■ CONSIGNE:
Veuillez recopier mot pour mot, dans le témoignage de Marie-Louise Kleinhentz, le passage qui s'ouvre sur les mots contenant "Ignorant le danger, je" et se termine par "demanda mon père.".

■ EXTRAIT DE PAGE:
Madame Kleinhentz Marie-Louise, née Houllé

 

En 1944 :

Ignorant le danger, je suis partie au courant de l’année rendre visite à des villageois déportés en Silésie, et ramener quelques provisions (dont un énorme jambon !) à mon frère Léon et à sa famille. Les soldats permissionnaires, toujours très serviables à l’encontre des demoiselles, trouvaient que ma valise était singulièrement lourde lorsqu’il fallait la hisser dans le porte-filets. Les fumées des bombardements rendaient le ciel noirâtre, j’avais peur que le train puisse être mitraillé au cours du voyage. Les voyageurs étaient tristes et renfrognés. Je redoutais un contrôle d’identité dans le train car je ne disposais d’aucun laissez-passer…

 

Octobre 1944 :

J’étais dehors en compagnie de Fayer Toni et de mon père, Nicolas Houllé. Deux soldats de la Wehrmacht arrivèrent vers 16 heures portant d’une manière suspecte deux baluchons. « Où allez-vous ? demanda mon père. 

- Eh bien... voilà, on n’a plus envie de continuer... nous voulons nous cacher ! ».

Ils s’installèrent alors dans la maison Kleinhentz Joseph. Personne n’y habitait à ce moment-là. On leur fit les recommandations d’usage : être discrets et se cacher dans le foin. Chaque fois que mon père leur ramenait des tartines au pâté ou du lait et qu’en sais-je encore ? il les apercevait systématiquement assis, jambes pendantes dans l’embrasure de l’escalier menant au grenier. Après de sévères recommandations restées sans effet, il leur signifia qu’il ne s’occuperait plus d’eux. (Certains jours, ils se promenaient sans aucune précaution dans les vergers limitrophes).

■ Lignes du jeu de données:

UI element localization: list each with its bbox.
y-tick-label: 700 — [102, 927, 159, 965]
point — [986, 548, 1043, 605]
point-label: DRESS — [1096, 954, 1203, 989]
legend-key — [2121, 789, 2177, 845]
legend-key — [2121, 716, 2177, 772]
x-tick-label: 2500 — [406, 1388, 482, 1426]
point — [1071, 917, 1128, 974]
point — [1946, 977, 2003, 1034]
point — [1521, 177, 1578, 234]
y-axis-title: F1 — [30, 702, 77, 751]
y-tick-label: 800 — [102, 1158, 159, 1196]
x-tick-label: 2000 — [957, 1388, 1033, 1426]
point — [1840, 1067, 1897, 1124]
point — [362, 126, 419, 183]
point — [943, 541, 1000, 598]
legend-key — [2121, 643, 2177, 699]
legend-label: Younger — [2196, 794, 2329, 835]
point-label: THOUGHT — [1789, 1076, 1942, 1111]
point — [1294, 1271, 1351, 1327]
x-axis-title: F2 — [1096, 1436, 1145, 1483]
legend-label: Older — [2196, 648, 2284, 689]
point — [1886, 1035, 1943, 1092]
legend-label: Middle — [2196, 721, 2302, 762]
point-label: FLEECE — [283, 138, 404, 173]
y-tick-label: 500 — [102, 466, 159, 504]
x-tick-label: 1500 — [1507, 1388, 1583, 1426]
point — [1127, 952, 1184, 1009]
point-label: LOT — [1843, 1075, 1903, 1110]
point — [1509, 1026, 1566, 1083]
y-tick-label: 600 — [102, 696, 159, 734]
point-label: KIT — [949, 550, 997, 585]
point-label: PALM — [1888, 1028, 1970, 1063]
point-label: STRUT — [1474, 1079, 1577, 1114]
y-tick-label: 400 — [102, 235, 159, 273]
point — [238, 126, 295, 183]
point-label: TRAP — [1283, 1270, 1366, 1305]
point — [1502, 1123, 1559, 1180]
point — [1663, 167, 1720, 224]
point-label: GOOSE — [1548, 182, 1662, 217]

■ RÉPONSE FINALE:
Ignorant le danger, je suis partie au courant de l’année rendre visite à des villageois déportés en Silésie, et ramener quelques provisions (dont un énorme jambon !) à mon frère Léon et à sa famille. Les soldats permissionnaires, toujours très serviables à l’encontre des demoiselles, trouvaient que ma valise était singulièrement lourde lorsqu’il fallait la hisser dans le porte-filets. Les fumées des bombardements rendaient le ciel noirâtre, j’avais peur que le train puisse être mitraillé au cours du voyage. Les voyageurs étaient tristes et renfrognés. Je redoutais un contrôle d’identité dans le train car je ne disposais d’aucun laissez-passer…

 

Octobre 1944 :

J’étais dehors en compagnie de Fayer Toni et de mon père, Nicolas Houllé. Deux soldats de la Wehrmacht arrivèrent vers 16 heures portant d’une manière suspecte deux baluchons. « Où allez-vous ? demanda mon père.